▸ **What is asked**: Could you transcribe the material below exactly, without leaving out a single line?

▸ **Exercise input**:
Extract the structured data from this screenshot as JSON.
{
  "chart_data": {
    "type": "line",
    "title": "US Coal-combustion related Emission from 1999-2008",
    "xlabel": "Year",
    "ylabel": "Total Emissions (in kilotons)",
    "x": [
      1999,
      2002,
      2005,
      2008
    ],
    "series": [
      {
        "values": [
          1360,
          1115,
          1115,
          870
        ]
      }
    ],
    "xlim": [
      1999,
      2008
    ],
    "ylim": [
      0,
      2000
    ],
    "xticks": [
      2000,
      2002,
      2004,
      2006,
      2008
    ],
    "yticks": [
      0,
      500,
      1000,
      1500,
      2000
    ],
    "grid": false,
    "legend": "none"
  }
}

▸ **Answer in full**:
Extract the structured data from this screenshot as JSON.
{
  "chart_data": {
    "type": "line",
    "title": "US Coal-combustion related Emission from 1999-2008",
    "xlabel": "Year",
    "ylabel": "Total Emissions (in kilotons)",
    "x": [
      1999,
      2002,
      2005,
      2008
    ],
    "series": [
      {
        "values": [
          1360,
          1115,
          1115,
          870
        ]
      }
    ],
    "xlim": [
      1999,
      2008
    ],
    "ylim": [
      0,
      2000
    ],
    "xticks": [
      2000,
      2002,
      2004,
      2006,
      2008
    ],
    "yticks": [
      0,
      500,
      1000,
      1500,
      2000
    ],
    "grid": false,
    "legend": "none"
  }
}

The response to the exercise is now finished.